## begin DATA EXTRACT
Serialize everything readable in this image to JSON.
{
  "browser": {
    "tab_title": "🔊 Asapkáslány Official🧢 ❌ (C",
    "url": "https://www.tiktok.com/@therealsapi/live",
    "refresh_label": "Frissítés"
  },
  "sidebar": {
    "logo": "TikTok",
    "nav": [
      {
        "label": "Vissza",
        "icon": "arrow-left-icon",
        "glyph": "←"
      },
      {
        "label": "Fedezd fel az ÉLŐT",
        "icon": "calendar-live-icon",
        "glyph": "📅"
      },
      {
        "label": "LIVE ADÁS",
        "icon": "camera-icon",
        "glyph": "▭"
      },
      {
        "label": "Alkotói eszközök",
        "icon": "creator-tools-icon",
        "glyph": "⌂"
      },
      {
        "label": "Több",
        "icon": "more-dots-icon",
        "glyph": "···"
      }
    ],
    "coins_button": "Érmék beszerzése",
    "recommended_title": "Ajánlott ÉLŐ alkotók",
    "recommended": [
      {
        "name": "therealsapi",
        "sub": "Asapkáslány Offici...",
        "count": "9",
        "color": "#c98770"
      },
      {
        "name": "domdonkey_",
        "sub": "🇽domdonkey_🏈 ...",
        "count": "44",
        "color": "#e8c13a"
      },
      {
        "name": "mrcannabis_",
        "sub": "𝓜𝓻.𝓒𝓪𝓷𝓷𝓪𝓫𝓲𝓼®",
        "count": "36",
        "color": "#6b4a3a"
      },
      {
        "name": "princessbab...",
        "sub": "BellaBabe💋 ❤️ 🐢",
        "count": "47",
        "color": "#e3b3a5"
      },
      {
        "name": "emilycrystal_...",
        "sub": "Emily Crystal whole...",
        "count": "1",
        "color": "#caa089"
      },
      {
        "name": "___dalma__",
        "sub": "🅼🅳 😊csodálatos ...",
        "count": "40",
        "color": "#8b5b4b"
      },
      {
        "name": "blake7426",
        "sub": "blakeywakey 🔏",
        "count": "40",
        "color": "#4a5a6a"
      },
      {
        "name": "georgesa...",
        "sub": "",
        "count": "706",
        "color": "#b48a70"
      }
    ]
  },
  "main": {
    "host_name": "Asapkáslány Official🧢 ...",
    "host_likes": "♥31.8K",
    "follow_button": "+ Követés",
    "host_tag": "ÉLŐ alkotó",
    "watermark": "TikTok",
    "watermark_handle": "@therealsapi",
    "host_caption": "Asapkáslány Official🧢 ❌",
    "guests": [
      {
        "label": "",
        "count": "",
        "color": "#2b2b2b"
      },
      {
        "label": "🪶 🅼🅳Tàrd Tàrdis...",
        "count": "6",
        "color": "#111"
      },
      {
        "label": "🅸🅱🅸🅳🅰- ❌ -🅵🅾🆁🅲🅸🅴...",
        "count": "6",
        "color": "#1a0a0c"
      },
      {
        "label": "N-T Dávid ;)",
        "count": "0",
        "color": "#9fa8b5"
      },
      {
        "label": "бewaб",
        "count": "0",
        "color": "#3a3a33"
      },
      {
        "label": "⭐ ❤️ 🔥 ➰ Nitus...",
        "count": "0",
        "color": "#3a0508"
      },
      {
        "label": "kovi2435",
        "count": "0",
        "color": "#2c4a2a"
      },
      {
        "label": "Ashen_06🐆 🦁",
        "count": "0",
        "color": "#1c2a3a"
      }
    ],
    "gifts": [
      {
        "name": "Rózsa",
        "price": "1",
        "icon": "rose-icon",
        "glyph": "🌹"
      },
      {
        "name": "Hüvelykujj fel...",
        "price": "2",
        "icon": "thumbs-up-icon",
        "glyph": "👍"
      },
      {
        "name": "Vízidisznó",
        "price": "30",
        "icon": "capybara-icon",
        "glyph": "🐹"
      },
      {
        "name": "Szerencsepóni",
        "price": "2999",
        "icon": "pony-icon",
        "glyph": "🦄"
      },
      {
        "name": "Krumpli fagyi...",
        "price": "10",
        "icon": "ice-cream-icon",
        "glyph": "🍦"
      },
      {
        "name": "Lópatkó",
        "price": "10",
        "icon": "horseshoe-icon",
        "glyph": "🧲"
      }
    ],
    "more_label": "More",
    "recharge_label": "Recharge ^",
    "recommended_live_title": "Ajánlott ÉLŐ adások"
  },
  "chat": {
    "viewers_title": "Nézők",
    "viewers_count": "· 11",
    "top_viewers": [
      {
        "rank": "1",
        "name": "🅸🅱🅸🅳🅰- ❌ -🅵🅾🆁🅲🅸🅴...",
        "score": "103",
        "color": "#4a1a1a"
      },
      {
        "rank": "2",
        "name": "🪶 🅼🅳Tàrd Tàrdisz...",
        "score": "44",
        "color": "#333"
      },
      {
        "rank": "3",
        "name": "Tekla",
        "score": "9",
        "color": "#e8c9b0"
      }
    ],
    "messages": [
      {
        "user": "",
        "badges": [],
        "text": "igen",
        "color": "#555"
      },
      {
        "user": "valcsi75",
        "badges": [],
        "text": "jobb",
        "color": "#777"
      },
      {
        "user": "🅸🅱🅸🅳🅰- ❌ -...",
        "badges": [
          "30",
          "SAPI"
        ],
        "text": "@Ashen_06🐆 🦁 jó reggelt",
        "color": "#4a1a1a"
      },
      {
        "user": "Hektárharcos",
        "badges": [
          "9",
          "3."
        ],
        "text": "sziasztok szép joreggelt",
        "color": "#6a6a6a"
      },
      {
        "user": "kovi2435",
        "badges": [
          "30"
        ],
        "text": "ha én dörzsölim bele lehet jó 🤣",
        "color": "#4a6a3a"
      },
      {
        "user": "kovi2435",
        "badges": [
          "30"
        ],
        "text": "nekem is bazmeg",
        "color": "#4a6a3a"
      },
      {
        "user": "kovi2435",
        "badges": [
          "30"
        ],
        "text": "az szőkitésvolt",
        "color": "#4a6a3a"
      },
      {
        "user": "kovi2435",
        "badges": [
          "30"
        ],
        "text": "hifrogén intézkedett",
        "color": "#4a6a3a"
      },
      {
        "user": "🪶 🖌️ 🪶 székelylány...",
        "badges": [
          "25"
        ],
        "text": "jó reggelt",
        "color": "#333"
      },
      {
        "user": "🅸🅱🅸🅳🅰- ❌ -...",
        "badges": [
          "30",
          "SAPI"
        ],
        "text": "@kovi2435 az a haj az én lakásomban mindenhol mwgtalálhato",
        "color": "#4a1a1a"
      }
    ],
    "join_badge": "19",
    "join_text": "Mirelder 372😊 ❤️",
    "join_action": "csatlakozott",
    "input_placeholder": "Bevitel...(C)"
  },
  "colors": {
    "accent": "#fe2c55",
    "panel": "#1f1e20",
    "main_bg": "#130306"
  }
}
## end DATA EXTRACT
**WHAT IS NEEDED**
Exactly reproduce every line found in the records.

**RESULT FOR THIS EXERCISE**
Serialize everything readable in this image to JSON.
{
  "browser": {
    "tab_title": "🔊 Asapkáslány Official🧢 ❌ (C",
    "url": "https://www.tiktok.com/@therealsapi/live",
    "refresh_label": "Frissítés"
  },
  "sidebar": {
    "logo": "TikTok",
    "nav": [
      {
        "label": "Vissza",
        "icon": "arrow-left-icon",
        "glyph": "←"
      },
      {
        "label": "Fedezd fel az ÉLŐT",
        "icon": "calendar-live-icon",
        "glyph": "📅"
      },
      {
        "label": "LIVE ADÁS",
        "icon": "camera-icon",
        "glyph": "▭"
      },
      {
        "label": "Alkotói eszközök",
        "icon": "creator-tools-icon",
        "glyph": "⌂"
      },
      {
        "label": "Több",
        "icon": "more-dots-icon",
        "glyph": "···"
      }
    ],
    "coins_button": "Érmék beszerzése",
    "recommended_title": "Ajánlott ÉLŐ alkotók",
    "recommended": [
      {
        "name": "therealsapi",
        "sub": "Asapkáslány Offici...",
        "count": "9",
        "color": "#c98770"
      },
      {
        "name": "domdonkey_",
        "sub": "🇽domdonkey_🏈 ...",
        "count": "44",
        "color": "#e8c13a"
      },
      {
        "name": "mrcannabis_",
        "sub": "𝓜𝓻.𝓒𝓪𝓷𝓷𝓪𝓫𝓲𝓼®",
        "count": "36",
        "color": "#6b4a3a"
      },
      {
        "name": "princessbab...",
        "sub": "BellaBabe💋 ❤️ 🐢",
        "count": "47",
        "color": "#e3b3a5"
      },
      {
        "name": "emilycrystal_...",
        "sub": "Emily Crystal whole...",
        "count": "1",
        "color": "#caa089"
      },
      {
        "name": "___dalma__",
        "sub": "🅼🅳 😊csodálatos ...",
        "count": "40",
        "color": "#8b5b4b"
      },
      {
        "name": "blake7426",
        "sub": "blakeywakey 🔏",
        "count": "40",
        "color": "#4a5a6a"
      },
      {
        "name": "georgesa...",
        "sub": "",
        "count": "706",
        "color": "#b48a70"
      }
    ]
  },
  "main": {
    "host_name": "Asapkáslány Official🧢 ...",
    "host_likes": "♥31.8K",
    "follow_button": "+ Követés",
    "host_tag": "ÉLŐ alkotó",
    "watermark": "TikTok",
    "watermark_handle": "@therealsapi",
    "host_caption": "Asapkáslány Official🧢 ❌",
    "guests": [
      {
        "label": "",
        "count": "",
        "color": "#2b2b2b"
      },
      {
        "label": "🪶 🅼🅳Tàrd Tàrdis...",
        "count": "6",
        "color": "#111"
      },
      {
        "label": "🅸🅱🅸🅳🅰- ❌ -🅵🅾🆁🅲🅸🅴...",
        "count": "6",
        "color": "#1a0a0c"
      },
      {
        "label": "N-T Dávid ;)",
        "count": "0",
        "color": "#9fa8b5"
      },
      {
        "label": "бewaб",
        "count": "0",
        "color": "#3a3a33"
      },
      {
        "label": "⭐ ❤️ 🔥 ➰ Nitus...",
        "count": "0",
        "color": "#3a0508"
      },
      {
        "label": "kovi2435",
        "count": "0",
        "color": "#2c4a2a"
      },
      {
        "label": "Ashen_06🐆 🦁",
        "count": "0",
        "color": "#1c2a3a"
      }
    ],
    "gifts": [
      {
        "name": "Rózsa",
        "price": "1",
        "icon": "rose-icon",
        "glyph": "🌹"
      },
      {
        "name": "Hüvelykujj fel...",
        "price": "2",
        "icon": "thumbs-up-icon",
        "glyph": "👍"
      },
      {
        "name": "Vízidisznó",
        "price": "30",
        "icon": "capybara-icon",
        "glyph": "🐹"
      },
      {
        "name": "Szerencsepóni",
        "price": "2999",
        "icon": "pony-icon",
        "glyph": "🦄"
      },
      {
        "name": "Krumpli fagyi...",
        "price": "10",
        "icon": "ice-cream-icon",
        "glyph": "🍦"
      },
      {
        "name": "Lópatkó",
        "price": "10",
        "icon": "horseshoe-icon",
        "glyph": "🧲"
      }
    ],
    "more_label": "More",
    "recharge_label": "Recharge ^",
    "recommended_live_title": "Ajánlott ÉLŐ adások"
  },
  "chat": {
    "viewers_title": "Nézők",
    "viewers_count": "· 11",
    "top_viewers": [
      {
        "rank": "1",
        "name": "🅸🅱🅸🅳🅰- ❌ -🅵🅾🆁🅲🅸🅴...",
        "score": "103",
        "color": "#4a1a1a"
      },
      {
        "rank": "2",
        "name": "🪶 🅼🅳Tàrd Tàrdisz...",
        "score": "44",
        "color": "#333"
      },
      {
        "rank": "3",
        "name": "Tekla",
        "score": "9",
        "color": "#e8c9b0"
      }
    ],
    "messages": [
      {
        "user": "",
        "badges": [],
        "text": "igen",
        "color": "#555"
      },
      {
        "user": "valcsi75",
        "badges": [],
        "text": "jobb",
        "color": "#777"
      },
      {
        "user": "🅸🅱🅸🅳🅰- ❌ -...",
        "badges": [
          "30",
          "SAPI"
        ],
        "text": "@Ashen_06🐆 🦁 jó reggelt",
        "color": "#4a1a1a"
      },
      {
        "user": "Hektárharcos",
        "badges": [
          "9",
          "3."
        ],
        "text": "sziasztok szép joreggelt",
        "color": "#6a6a6a"
      },
      {
        "user": "kovi2435",
        "badges": [
          "30"
        ],
        "text": "ha én dörzsölim bele lehet jó 🤣",
        "color": "#4a6a3a"
      },
      {
        "user": "kovi2435",
        "badges": [
          "30"
        ],
        "text": "nekem is bazmeg",
        "color": "#4a6a3a"
      },
      {
        "user": "kovi2435",
        "badges": [
          "30"
        ],
        "text": "az szőkitésvolt",
        "color": "#4a6a3a"
      },
      {
        "user": "kovi2435",
        "badges": [
          "30"
        ],
        "text": "hifrogén intézkedett",
        "color": "#4a6a3a"
      },
      {
        "user": "🪶 🖌️ 🪶 székelylány...",
        "badges": [
          "25"
        ],
        "text": "jó reggelt",
        "color": "#333"
      },
      {
        "user": "🅸🅱🅸🅳🅰- ❌ -...",
        "badges": [
          "30",
          "SAPI"
        ],
        "text": "@kovi2435 az a haj az én lakásomban mindenhol mwgtalálhato",
        "color": "#4a1a1a"
      }
    ],
    "join_badge": "19",
    "join_text": "Mirelder 372😊 ❤️",
    "join_action": "csatlakozott",
    "input_placeholder": "Bevitel...(C)"
  },
  "colors": {
    "accent": "#fe2c55",
    "panel": "#1f1e20",
    "main_bg": "#130306"
  }
}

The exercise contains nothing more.